_RECORDS SUPPLIED_:

__________________________________________________

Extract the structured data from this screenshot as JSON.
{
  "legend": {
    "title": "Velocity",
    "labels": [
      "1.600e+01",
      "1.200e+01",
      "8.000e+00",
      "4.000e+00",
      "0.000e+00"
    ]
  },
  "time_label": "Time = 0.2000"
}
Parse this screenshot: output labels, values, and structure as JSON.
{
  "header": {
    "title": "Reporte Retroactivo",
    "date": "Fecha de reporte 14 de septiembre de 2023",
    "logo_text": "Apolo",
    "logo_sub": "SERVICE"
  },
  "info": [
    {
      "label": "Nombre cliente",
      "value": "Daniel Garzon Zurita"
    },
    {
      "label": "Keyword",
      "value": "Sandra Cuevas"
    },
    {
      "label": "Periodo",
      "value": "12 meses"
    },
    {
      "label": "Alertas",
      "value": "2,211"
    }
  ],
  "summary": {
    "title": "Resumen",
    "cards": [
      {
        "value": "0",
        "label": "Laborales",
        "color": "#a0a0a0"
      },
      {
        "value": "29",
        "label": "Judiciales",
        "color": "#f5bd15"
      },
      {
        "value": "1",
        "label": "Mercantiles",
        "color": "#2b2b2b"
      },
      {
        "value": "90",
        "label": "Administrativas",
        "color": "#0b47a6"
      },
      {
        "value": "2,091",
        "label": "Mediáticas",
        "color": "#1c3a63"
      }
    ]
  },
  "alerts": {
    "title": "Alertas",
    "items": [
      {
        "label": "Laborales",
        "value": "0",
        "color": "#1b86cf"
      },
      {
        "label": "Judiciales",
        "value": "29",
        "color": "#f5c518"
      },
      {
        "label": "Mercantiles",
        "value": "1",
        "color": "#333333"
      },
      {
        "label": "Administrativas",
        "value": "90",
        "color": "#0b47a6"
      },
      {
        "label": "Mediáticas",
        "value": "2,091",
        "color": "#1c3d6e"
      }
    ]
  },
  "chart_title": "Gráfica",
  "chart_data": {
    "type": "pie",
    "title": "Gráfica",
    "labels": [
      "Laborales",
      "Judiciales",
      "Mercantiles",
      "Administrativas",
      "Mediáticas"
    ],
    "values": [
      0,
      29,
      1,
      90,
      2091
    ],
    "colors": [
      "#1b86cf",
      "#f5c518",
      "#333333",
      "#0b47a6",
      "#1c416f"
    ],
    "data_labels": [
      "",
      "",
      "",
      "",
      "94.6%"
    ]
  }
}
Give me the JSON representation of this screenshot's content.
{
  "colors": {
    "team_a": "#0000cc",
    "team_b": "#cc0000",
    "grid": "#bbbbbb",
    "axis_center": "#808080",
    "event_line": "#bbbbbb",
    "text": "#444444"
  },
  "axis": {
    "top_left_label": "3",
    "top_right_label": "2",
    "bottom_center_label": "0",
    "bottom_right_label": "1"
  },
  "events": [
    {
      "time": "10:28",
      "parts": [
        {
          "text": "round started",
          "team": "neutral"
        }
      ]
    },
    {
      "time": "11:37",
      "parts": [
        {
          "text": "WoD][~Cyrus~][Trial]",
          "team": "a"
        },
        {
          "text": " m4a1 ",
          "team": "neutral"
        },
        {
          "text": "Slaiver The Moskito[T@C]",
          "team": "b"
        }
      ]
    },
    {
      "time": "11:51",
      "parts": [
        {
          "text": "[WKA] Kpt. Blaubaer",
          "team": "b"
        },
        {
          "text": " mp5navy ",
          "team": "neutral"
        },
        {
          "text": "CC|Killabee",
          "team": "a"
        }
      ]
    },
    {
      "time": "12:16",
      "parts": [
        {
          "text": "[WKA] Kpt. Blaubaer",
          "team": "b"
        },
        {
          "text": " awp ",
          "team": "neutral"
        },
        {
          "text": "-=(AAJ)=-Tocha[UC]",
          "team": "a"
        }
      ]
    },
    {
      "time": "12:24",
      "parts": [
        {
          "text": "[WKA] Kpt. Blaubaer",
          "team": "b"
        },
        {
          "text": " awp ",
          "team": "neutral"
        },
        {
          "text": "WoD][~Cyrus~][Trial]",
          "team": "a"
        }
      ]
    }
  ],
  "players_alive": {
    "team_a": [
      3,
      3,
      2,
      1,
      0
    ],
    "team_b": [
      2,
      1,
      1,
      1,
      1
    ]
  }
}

__________________________________________________

_REQUEST_: Transcribe every line of the data, exactly as it stands.

_THE ANSWER_:
Extract the structured data from this screenshot as JSON.
{
  "legend": {
    "title": "Velocity",
    "labels": [
      "1.600e+01",
      "1.200e+01",
      "8.000e+00",
      "4.000e+00",
      "0.000e+00"
    ]
  },
  "time_label": "Time = 0.2000"
}
Parse this screenshot: output labels, values, and structure as JSON.
{
  "header": {
    "title": "Reporte Retroactivo",
    "date": "Fecha de reporte 14 de septiembre de 2023",
    "logo_text": "Apolo",
    "logo_sub": "SERVICE"
  },
  "info": [
    {
      "label": "Nombre cliente",
      "value": "Daniel Garzon Zurita"
    },
    {
      "label": "Keyword",
      "value": "Sandra Cuevas"
    },
    {
      "label": "Periodo",
      "value": "12 meses"
    },
    {
      "label": "Alertas",
      "value": "2,211"
    }
  ],
  "summary": {
    "title": "Resumen",
    "cards": [
      {
        "value": "0",
        "label": "Laborales",
        "color": "#a0a0a0"
      },
      {
        "value": "29",
        "label": "Judiciales",
        "color": "#f5bd15"
      },
      {
        "value": "1",
        "label": "Mercantiles",
        "color": "#2b2b2b"
      },
      {
        "value": "90",
        "label": "Administrativas",
        "color": "#0b47a6"
      },
      {
        "value": "2,091",
        "label": "Mediáticas",
        "color": "#1c3a63"
      }
    ]
  },
  "alerts": {
    "title": "Alertas",
    "items": [
      {
        "label": "Laborales",
        "value": "0",
        "color": "#1b86cf"
      },
      {
        "label": "Judiciales",
        "value": "29",
        "color": "#f5c518"
      },
      {
        "label": "Mercantiles",
        "value": "1",
        "color": "#333333"
      },
      {
        "label": "Administrativas",
        "value": "90",
        "color": "#0b47a6"
      },
      {
        "label": "Mediáticas",
        "value": "2,091",
        "color": "#1c3d6e"
      }
    ]
  },
  "chart_title": "Gráfica",
  "chart_data": {
    "type": "pie",
    "title": "Gráfica",
    "labels": [
      "Laborales",
      "Judiciales",
      "Mercantiles",
      "Administrativas",
      "Mediáticas"
    ],
    "values": [
      0,
      29,
      1,
      90,
      2091
    ],
    "colors": [
      "#1b86cf",
      "#f5c518",
      "#333333",
      "#0b47a6",
      "#1c416f"
    ],
    "data_labels": [
      "",
      "",
      "",
      "",
      "94.6%"
    ]
  }
}
Give me the JSON representation of this screenshot's content.
{
  "colors": {
    "team_a": "#0000cc",
    "team_b": "#cc0000",
    "grid": "#bbbbbb",
    "axis_center": "#808080",
    "event_line": "#bbbbbb",
    "text": "#444444"
  },
  "axis": {
    "top_left_label": "3",
    "top_right_label": "2",
    "bottom_center_label": "0",
    "bottom_right_label": "1"
  },
  "events": [
    {
      "time": "10:28",
      "parts": [
        {
          "text": "round started",
          "team": "neutral"
        }
      ]
    },
    {
      "time": "11:37",
      "parts": [
        {
          "text": "WoD][~Cyrus~][Trial]",
          "team": "a"
        },
        {
          "text": " m4a1 ",
          "team": "neutral"
        },
        {
          "text": "Slaiver The Moskito[T@C]",
          "team": "b"
        }
      ]
    },
    {
      "time": "11:51",
      "parts": [
        {
          "text": "[WKA] Kpt. Blaubaer",
          "team": "b"
        },
        {
          "text": " mp5navy ",
          "team": "neutral"
        },
        {
          "text": "CC|Killabee",
          "team": "a"
        }
      ]
    },
    {
      "time": "12:16",
      "parts": [
        {
          "text": "[WKA] Kpt. Blaubaer",
          "team": "b"
        },
        {
          "text": " awp ",
          "team": "neutral"
        },
        {
          "text": "-=(AAJ)=-Tocha[UC]",
          "team": "a"
        }
      ]
    },
    {
      "time": "12:24",
      "parts": [
        {
          "text": "[WKA] Kpt. Blaubaer",
          "team": "b"
        },
        {
          "text": " awp ",
          "team": "neutral"
        },
        {
          "text": "WoD][~Cyrus~][Trial]",
          "team": "a"
        }
      ]
    }
  ],
  "players_alive": {
    "team_a": [
      3,
      3,
      2,
      1,
      0
    ],
    "team_b": [
      2,
      1,
      1,
      1,
      1
    ]
  }
}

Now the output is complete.